Count lines with "data" in them. Report only the total.

------

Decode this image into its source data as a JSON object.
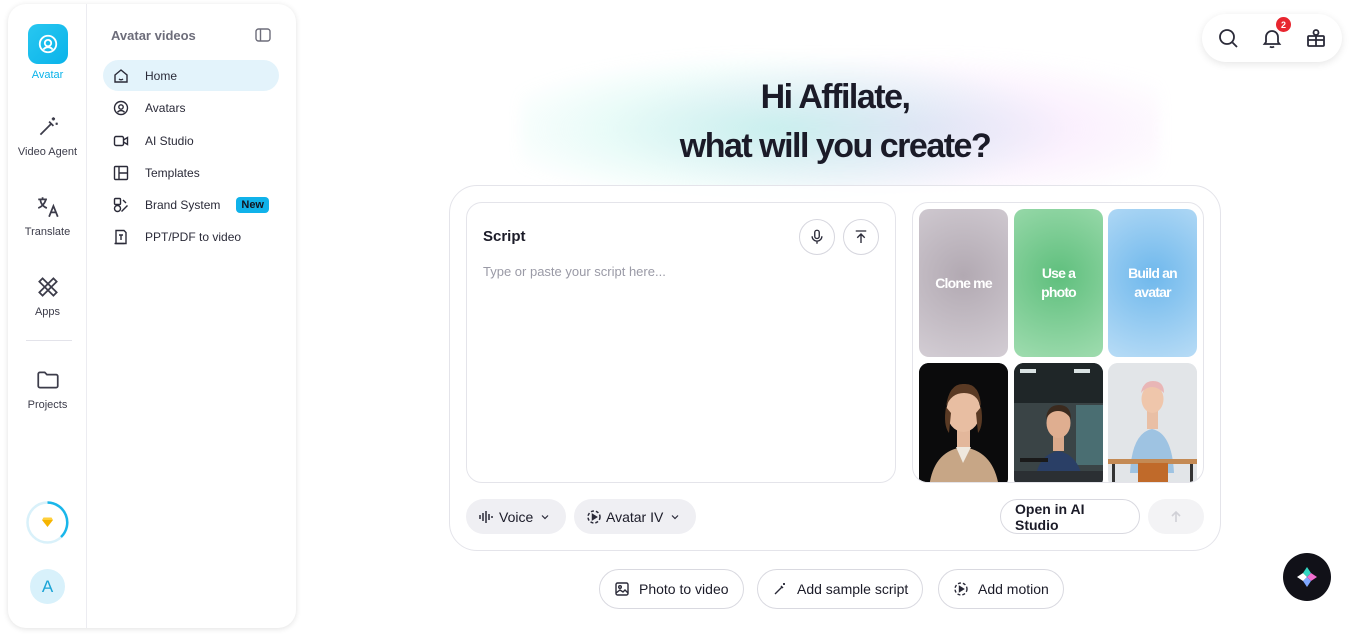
{
  "rail": {
    "items": [
      {
        "label": "Avatar",
        "icon": "avatar-icon",
        "active": true
      },
      {
        "label": "Video Agent",
        "icon": "magic-wand-icon"
      },
      {
        "label": "Translate",
        "icon": "translate-icon"
      },
      {
        "label": "Apps",
        "icon": "apps-icon"
      },
      {
        "label": "Projects",
        "icon": "folder-icon"
      }
    ],
    "user_initial": "A",
    "credits_icon": "diamond-icon"
  },
  "subnav": {
    "title": "Avatar videos",
    "items": [
      {
        "label": "Home",
        "icon": "home-icon",
        "active": true
      },
      {
        "label": "Avatars",
        "icon": "avatar-circle-icon"
      },
      {
        "label": "AI Studio",
        "icon": "video-camera-icon"
      },
      {
        "label": "Templates",
        "icon": "templates-icon"
      },
      {
        "label": "Brand System",
        "icon": "brand-kit-icon",
        "badge": "New"
      },
      {
        "label": "PPT/PDF to video",
        "icon": "document-icon"
      }
    ]
  },
  "toolbar": {
    "notification_count": "2"
  },
  "hero": {
    "line1": "Hi Affilate,",
    "line2": "what will you create?"
  },
  "script": {
    "title": "Script",
    "placeholder": "Type or paste your script here..."
  },
  "avatar_tiles": [
    {
      "label": "Clone me",
      "color": "#c9c1c9"
    },
    {
      "label": "Use a photo",
      "color": "#7fd09a"
    },
    {
      "label": "Build an avatar",
      "color": "#8fc8f0"
    }
  ],
  "controls": {
    "voice": "Voice",
    "avatar_model": "Avatar IV",
    "open_studio": "Open in AI Studio"
  },
  "suggestions": [
    {
      "label": "Photo to video",
      "icon": "image-icon"
    },
    {
      "label": "Add sample script",
      "icon": "wand-icon"
    },
    {
      "label": "Add motion",
      "icon": "motion-icon"
    }
  ],
  "colors": {
    "accent": "#0ab3ea",
    "active_nav_bg": "#e3f3fb",
    "notification": "#e8262f"
  }
}
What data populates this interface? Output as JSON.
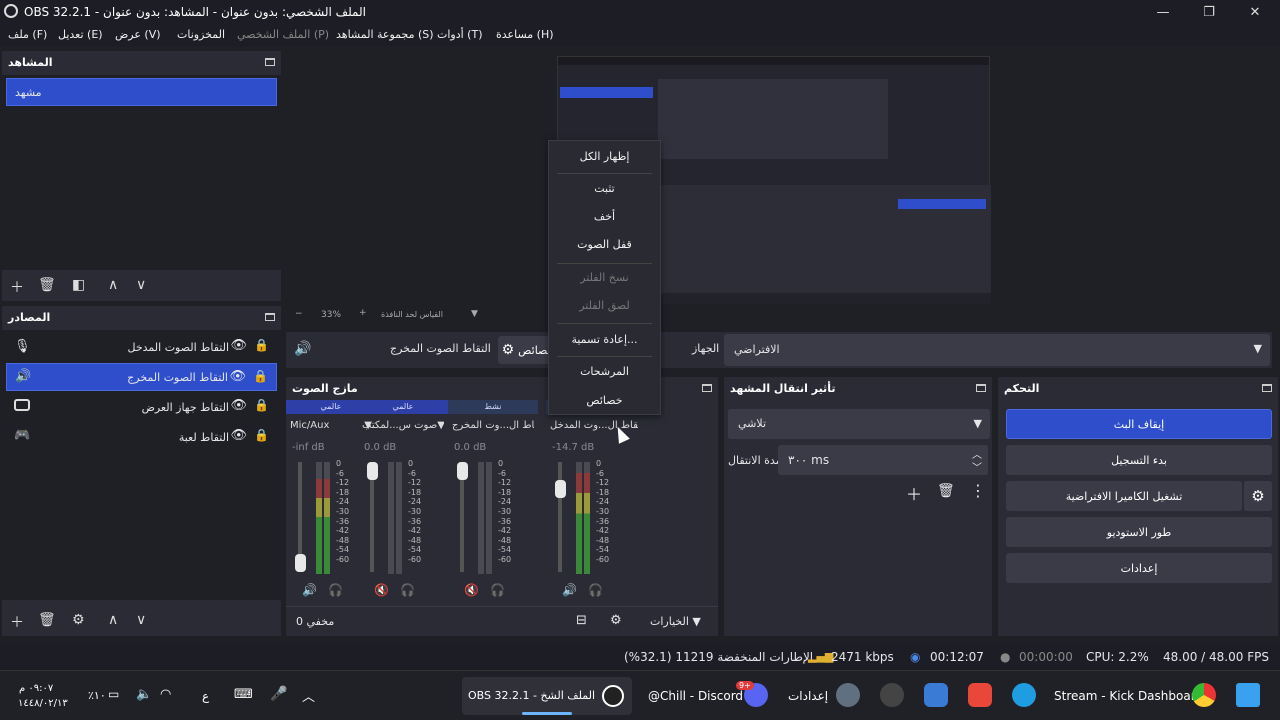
{
  "window": {
    "title": "OBS 32.2.1 - الملف الشخصي: بدون عنوان - المشاهد: بدون عنوان",
    "minimize": "—",
    "maximize": "❐",
    "close": "✕"
  },
  "menu": {
    "file": "ملف (F)",
    "edit": "تعديل (E)",
    "view": "عرض (V)",
    "docks": "المخزونات",
    "profile": "الملف الشخصي (P)",
    "scene_collection": "مجموعة المشاهد (S)",
    "tools": "أدوات (T)",
    "help": "مساعدة (H)"
  },
  "scenes": {
    "title": "المشاهد",
    "items": [
      "مشهد"
    ]
  },
  "sources": {
    "title": "المصادر",
    "items": [
      {
        "label": "التقاط الصوت المدخل",
        "icon": "microphone-icon"
      },
      {
        "label": "التقاط الصوت المخرج",
        "icon": "speaker-icon"
      },
      {
        "label": "التقاط جهاز العرض",
        "icon": "monitor-icon"
      },
      {
        "label": "التقاط لعبة",
        "icon": "gamepad-icon"
      }
    ]
  },
  "preview": {
    "zoom": "33%",
    "scale_label": "القياس لحد النافذة"
  },
  "source_props": {
    "name": "التقاط الصوت المخرج",
    "props_button": "خصائص",
    "device_label": "الجهاز",
    "device_value": "الافتراضي"
  },
  "mixer": {
    "title": "مازج الصوت",
    "channels": [
      {
        "tab": "عالمي",
        "name": "Mic/Aux",
        "db": "-inf dB",
        "muted": false,
        "level": 0.0
      },
      {
        "tab": "عالمي",
        "name": "صوت س...لمكتب",
        "db": "0.0 dB",
        "muted": true,
        "level": 0.0
      },
      {
        "tab": "نشط",
        "name": "التقاط ال...وت المخرج",
        "db": "0.0 dB",
        "muted": true,
        "level": 0.0
      },
      {
        "tab": "نشط",
        "name": "التقاط ال...وت المدخل",
        "db": "-14.7 dB",
        "muted": false,
        "level": 0.8
      }
    ],
    "scale": [
      "0",
      "-6",
      "-12",
      "-18",
      "-24",
      "-30",
      "-36",
      "-42",
      "-48",
      "-54",
      "-60"
    ],
    "hidden_label": "مخفي 0",
    "options": "الخيارات"
  },
  "context_menu": {
    "show_all": "إظهار الكل",
    "lock": "تثبت",
    "hide": "أخف",
    "mute": "قفل الصوت",
    "copy_filters": "نسخ الفلتر",
    "paste_filters": "لصق الفلتر",
    "rename": "إعادة تسمية...",
    "filters": "المرشحات",
    "properties": "خصائص"
  },
  "transitions": {
    "title": "تأثير انتقال المشهد",
    "type": "تلاشي",
    "duration_label": "مدة الانتقال",
    "duration": "٣٠٠ ms"
  },
  "controls": {
    "title": "التحكم",
    "stop_stream": "إيقاف البث",
    "start_record": "بدء التسجيل",
    "virtual_cam": "تشغيل الكاميرا الافتراضية",
    "studio_mode": "طور الاستوديو",
    "settings": "إعدادات"
  },
  "status": {
    "dropped": "الإطارات المنخفضة 11219 (32.1%)",
    "bitrate": "2471 kbps",
    "stream_time": "00:12:07",
    "rec_time": "00:00:00",
    "cpu": "CPU: 2.2%",
    "fps": "48.00 / 48.00 FPS"
  },
  "taskbar": {
    "time": "٠٩:٠٧ م",
    "date": "١٤٤٨/٠٢/١٣",
    "battery": "٪١٠",
    "lang": "ع",
    "obs_app": "OBS 32.2.1 - الملف الشخ",
    "discord_app": "@Chill - Discord",
    "settings_app": "إعدادات",
    "chrome_app": "Stream - Kick Dashboard",
    "discord_badge": "9+"
  },
  "colors": {
    "accent": "#2e4ecb",
    "bg": "#1f1f26",
    "panel": "#2a2b35",
    "button": "#3a3b47"
  }
}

------

> _PROBLEM SOLUTION_: 2